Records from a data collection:

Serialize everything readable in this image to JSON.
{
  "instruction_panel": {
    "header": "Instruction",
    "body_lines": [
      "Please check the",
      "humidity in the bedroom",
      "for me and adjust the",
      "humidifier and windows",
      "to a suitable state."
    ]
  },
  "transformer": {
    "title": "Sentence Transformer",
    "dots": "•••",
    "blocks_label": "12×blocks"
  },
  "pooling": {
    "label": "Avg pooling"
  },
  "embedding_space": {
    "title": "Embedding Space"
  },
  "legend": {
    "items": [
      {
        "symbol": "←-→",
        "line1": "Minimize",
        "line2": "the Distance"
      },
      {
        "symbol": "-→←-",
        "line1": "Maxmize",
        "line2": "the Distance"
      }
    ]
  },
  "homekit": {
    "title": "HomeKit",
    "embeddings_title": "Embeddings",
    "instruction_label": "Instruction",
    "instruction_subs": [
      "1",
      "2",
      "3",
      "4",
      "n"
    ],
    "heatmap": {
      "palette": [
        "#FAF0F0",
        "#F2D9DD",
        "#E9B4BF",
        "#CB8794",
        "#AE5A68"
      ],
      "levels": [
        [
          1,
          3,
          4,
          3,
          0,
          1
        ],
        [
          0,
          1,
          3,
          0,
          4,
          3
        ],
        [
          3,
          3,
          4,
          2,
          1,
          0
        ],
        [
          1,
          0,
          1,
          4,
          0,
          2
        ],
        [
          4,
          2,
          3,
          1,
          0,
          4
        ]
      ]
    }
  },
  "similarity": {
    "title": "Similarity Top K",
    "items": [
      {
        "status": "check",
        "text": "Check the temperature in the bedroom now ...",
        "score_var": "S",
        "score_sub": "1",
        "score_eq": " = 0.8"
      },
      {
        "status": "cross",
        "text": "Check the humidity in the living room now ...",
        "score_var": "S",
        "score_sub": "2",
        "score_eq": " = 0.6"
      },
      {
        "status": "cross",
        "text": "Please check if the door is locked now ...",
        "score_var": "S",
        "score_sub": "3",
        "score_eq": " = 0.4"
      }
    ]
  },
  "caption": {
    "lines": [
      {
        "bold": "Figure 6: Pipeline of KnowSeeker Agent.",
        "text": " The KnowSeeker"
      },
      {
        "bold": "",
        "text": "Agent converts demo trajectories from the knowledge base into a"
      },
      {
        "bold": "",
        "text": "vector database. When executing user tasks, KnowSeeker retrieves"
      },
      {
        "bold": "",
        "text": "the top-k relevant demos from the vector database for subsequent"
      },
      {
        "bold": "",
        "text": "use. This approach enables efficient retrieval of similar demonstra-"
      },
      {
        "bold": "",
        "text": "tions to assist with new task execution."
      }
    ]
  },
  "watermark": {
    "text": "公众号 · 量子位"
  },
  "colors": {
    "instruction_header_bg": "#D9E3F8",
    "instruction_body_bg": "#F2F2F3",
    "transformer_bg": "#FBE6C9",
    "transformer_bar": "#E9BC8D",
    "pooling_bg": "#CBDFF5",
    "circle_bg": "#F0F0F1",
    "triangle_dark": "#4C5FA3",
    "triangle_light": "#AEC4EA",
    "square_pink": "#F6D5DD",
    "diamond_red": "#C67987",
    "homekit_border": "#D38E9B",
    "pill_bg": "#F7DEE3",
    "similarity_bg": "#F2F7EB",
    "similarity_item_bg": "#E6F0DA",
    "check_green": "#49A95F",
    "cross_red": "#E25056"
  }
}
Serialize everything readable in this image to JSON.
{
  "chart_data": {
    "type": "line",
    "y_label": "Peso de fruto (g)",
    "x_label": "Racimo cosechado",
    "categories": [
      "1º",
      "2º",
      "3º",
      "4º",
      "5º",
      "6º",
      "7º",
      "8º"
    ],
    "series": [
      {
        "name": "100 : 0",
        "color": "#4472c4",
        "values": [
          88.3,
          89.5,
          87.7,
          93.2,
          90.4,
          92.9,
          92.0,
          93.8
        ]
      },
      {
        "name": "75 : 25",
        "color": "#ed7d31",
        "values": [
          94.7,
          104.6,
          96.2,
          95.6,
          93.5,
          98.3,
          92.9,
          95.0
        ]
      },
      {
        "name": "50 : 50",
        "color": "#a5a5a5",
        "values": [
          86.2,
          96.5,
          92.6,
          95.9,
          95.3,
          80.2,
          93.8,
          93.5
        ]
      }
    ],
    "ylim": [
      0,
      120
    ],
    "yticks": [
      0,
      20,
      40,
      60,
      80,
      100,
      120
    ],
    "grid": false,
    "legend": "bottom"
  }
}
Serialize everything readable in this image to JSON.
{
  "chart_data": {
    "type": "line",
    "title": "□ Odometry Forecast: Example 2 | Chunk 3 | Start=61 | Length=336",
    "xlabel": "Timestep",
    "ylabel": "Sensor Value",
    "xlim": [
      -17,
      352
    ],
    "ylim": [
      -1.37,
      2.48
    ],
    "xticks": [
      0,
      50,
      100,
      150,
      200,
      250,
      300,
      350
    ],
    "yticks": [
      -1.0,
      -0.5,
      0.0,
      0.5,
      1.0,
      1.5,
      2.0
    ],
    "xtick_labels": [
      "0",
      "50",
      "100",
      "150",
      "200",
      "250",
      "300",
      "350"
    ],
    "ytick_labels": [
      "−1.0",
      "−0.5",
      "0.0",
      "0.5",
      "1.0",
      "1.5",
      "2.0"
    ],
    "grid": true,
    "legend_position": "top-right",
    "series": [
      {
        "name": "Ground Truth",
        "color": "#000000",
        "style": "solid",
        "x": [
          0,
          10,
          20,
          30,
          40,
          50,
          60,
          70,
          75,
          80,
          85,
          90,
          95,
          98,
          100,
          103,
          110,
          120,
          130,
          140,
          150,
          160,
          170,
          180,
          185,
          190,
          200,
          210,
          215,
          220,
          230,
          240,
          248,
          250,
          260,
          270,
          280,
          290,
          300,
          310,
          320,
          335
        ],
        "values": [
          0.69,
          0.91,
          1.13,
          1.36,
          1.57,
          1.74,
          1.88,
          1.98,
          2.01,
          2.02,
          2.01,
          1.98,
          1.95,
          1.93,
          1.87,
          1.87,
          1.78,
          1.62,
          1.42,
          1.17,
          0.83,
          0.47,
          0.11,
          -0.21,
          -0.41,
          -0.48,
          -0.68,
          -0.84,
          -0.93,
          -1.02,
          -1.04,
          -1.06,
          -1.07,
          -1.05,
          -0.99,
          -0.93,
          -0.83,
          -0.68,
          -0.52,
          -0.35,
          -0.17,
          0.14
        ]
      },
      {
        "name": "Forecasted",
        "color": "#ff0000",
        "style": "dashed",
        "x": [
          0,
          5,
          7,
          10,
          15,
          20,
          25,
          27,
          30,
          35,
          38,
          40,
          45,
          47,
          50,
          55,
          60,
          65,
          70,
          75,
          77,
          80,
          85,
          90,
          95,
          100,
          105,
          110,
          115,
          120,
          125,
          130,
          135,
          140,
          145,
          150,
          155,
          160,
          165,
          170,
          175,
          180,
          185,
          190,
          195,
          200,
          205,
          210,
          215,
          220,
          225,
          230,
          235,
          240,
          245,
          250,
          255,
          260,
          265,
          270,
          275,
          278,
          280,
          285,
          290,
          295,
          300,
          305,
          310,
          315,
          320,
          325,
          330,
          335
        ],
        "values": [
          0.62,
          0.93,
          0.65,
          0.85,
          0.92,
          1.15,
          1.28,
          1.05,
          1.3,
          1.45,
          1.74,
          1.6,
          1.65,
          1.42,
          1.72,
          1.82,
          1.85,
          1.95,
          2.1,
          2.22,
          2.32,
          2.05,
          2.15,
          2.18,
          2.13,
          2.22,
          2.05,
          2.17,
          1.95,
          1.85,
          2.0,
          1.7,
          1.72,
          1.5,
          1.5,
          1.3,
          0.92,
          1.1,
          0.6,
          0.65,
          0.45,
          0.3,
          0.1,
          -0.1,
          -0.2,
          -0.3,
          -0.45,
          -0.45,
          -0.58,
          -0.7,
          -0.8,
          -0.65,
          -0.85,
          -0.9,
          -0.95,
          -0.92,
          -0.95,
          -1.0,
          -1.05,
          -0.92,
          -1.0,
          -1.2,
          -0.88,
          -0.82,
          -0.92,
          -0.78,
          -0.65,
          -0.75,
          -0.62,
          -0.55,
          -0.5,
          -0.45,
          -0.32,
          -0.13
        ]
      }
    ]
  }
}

» **Exercise prompt**:
Compute how many lines include the string "text", then give that number by itself.

» **Result**:
10